Only the number is wanted: tally the lines below that contain the word "label".

(Entries from a dataset)
* Start *

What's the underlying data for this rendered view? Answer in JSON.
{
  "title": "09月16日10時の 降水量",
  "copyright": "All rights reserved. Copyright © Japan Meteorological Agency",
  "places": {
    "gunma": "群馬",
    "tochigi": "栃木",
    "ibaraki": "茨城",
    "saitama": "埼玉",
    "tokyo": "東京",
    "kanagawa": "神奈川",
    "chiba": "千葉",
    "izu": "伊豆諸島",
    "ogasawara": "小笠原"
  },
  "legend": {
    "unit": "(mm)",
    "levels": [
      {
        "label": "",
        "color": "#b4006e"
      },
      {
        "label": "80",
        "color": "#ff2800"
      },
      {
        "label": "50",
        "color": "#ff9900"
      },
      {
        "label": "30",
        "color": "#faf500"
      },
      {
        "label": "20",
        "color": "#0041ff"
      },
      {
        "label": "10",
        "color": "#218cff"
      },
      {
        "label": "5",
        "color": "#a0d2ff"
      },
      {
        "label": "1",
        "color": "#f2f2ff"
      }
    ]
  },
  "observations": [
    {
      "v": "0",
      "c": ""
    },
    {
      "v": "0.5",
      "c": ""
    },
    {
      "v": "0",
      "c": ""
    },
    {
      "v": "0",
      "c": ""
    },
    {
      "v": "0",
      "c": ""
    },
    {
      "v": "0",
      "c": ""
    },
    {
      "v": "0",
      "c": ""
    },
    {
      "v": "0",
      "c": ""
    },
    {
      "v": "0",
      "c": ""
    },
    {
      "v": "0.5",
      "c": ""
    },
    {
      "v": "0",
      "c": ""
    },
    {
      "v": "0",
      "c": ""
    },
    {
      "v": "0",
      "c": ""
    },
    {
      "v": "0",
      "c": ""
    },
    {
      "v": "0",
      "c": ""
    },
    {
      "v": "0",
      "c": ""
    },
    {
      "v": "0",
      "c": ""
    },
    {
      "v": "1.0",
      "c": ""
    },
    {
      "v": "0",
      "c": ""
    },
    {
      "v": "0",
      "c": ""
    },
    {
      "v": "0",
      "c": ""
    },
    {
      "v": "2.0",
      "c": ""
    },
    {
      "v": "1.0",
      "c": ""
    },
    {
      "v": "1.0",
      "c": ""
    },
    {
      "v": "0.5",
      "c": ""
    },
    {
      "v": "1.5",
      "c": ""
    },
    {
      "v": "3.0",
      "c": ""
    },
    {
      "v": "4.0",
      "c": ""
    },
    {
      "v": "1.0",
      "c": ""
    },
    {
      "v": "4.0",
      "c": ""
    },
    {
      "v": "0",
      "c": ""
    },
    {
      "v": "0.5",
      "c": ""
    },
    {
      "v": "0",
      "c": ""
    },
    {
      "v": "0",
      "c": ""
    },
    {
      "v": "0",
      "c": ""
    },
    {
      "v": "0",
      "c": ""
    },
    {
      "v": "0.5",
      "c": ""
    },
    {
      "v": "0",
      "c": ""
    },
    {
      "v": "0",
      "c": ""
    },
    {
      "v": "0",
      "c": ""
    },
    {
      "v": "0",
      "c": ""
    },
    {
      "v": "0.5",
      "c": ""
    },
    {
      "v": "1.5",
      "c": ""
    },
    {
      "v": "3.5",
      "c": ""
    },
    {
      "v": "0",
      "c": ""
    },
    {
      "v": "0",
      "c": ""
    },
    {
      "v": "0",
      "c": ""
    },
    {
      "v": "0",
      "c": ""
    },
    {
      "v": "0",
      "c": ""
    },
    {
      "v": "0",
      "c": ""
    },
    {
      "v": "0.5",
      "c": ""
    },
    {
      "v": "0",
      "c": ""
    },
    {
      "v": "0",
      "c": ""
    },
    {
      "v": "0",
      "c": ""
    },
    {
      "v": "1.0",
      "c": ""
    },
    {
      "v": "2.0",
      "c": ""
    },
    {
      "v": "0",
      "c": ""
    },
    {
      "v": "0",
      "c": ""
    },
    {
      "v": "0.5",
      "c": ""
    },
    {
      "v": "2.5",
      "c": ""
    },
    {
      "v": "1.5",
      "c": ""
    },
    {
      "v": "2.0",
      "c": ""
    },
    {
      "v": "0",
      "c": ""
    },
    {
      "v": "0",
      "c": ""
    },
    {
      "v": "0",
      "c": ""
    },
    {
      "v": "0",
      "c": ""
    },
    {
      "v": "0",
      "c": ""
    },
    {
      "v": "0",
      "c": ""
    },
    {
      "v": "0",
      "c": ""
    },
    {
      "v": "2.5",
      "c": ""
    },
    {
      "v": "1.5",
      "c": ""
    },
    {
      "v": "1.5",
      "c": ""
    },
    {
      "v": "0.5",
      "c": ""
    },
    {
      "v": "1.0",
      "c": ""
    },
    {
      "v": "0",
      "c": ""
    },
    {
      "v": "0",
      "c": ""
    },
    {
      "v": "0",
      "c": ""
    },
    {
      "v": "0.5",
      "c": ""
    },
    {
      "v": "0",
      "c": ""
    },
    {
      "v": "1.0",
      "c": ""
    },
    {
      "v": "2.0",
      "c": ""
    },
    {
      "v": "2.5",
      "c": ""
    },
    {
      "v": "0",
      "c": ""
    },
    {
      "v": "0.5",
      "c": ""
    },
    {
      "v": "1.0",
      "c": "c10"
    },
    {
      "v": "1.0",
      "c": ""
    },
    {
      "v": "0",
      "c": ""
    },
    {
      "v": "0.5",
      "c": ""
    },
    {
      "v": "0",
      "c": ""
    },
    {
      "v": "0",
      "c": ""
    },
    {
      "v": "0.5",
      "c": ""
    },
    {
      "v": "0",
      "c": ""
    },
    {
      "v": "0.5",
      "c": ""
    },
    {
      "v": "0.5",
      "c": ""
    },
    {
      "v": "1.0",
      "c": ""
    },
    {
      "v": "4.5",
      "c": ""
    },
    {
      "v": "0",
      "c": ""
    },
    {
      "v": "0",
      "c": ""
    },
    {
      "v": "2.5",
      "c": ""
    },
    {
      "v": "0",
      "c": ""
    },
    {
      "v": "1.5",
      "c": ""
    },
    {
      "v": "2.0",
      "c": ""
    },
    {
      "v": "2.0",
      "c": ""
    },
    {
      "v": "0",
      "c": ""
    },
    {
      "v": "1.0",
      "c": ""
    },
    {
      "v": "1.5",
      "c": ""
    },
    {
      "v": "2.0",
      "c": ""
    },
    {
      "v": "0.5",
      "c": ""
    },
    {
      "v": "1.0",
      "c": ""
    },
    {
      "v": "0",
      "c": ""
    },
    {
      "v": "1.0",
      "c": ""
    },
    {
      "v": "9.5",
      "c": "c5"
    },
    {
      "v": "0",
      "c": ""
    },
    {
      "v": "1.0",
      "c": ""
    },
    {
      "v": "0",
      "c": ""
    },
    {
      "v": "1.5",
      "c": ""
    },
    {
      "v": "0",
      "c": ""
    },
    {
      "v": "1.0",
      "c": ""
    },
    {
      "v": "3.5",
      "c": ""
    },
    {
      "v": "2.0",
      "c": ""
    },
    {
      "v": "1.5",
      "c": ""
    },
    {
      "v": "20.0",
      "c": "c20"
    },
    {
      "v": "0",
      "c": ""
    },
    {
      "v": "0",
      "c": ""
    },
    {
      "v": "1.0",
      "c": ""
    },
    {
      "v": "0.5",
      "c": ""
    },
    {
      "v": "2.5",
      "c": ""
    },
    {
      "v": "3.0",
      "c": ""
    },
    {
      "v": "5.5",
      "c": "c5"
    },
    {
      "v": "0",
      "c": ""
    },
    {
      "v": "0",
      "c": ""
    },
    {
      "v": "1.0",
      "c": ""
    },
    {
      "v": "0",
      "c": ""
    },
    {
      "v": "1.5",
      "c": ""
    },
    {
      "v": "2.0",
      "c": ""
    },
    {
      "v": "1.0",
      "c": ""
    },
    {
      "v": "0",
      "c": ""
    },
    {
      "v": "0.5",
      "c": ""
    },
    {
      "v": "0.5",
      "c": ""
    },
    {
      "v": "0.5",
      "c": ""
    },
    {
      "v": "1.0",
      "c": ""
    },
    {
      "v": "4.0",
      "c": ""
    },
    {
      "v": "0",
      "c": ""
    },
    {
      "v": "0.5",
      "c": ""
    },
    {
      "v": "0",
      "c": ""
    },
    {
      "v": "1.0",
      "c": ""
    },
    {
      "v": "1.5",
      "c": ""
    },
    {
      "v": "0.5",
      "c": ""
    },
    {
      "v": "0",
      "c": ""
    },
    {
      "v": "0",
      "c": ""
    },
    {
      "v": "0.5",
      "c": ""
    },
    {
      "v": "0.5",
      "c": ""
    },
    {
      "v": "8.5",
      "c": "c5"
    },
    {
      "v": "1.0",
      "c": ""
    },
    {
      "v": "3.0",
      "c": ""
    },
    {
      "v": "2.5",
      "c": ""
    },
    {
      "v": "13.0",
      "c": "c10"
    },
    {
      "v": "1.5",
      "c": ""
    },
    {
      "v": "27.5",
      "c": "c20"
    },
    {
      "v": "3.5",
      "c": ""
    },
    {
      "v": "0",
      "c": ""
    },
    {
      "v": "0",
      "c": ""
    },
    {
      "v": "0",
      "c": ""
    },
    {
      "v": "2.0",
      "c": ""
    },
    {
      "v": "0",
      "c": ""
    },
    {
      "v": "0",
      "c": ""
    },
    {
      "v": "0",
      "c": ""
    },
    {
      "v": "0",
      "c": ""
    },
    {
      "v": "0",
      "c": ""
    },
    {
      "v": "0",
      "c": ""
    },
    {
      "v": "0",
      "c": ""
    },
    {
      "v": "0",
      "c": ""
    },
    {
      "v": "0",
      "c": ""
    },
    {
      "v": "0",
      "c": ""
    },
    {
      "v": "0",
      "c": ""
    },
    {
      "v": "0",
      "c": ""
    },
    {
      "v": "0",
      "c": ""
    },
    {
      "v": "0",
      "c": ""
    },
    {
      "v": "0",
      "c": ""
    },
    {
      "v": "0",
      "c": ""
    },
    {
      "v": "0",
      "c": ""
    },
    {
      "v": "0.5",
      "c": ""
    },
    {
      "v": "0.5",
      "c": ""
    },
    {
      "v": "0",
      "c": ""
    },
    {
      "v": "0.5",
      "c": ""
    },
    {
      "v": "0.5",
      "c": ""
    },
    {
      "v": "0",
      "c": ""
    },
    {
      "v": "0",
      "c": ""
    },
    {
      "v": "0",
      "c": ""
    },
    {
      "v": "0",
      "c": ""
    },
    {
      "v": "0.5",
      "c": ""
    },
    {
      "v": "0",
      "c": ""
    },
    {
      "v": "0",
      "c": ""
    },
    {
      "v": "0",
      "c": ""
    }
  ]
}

* End *

TASK ANSWER: 8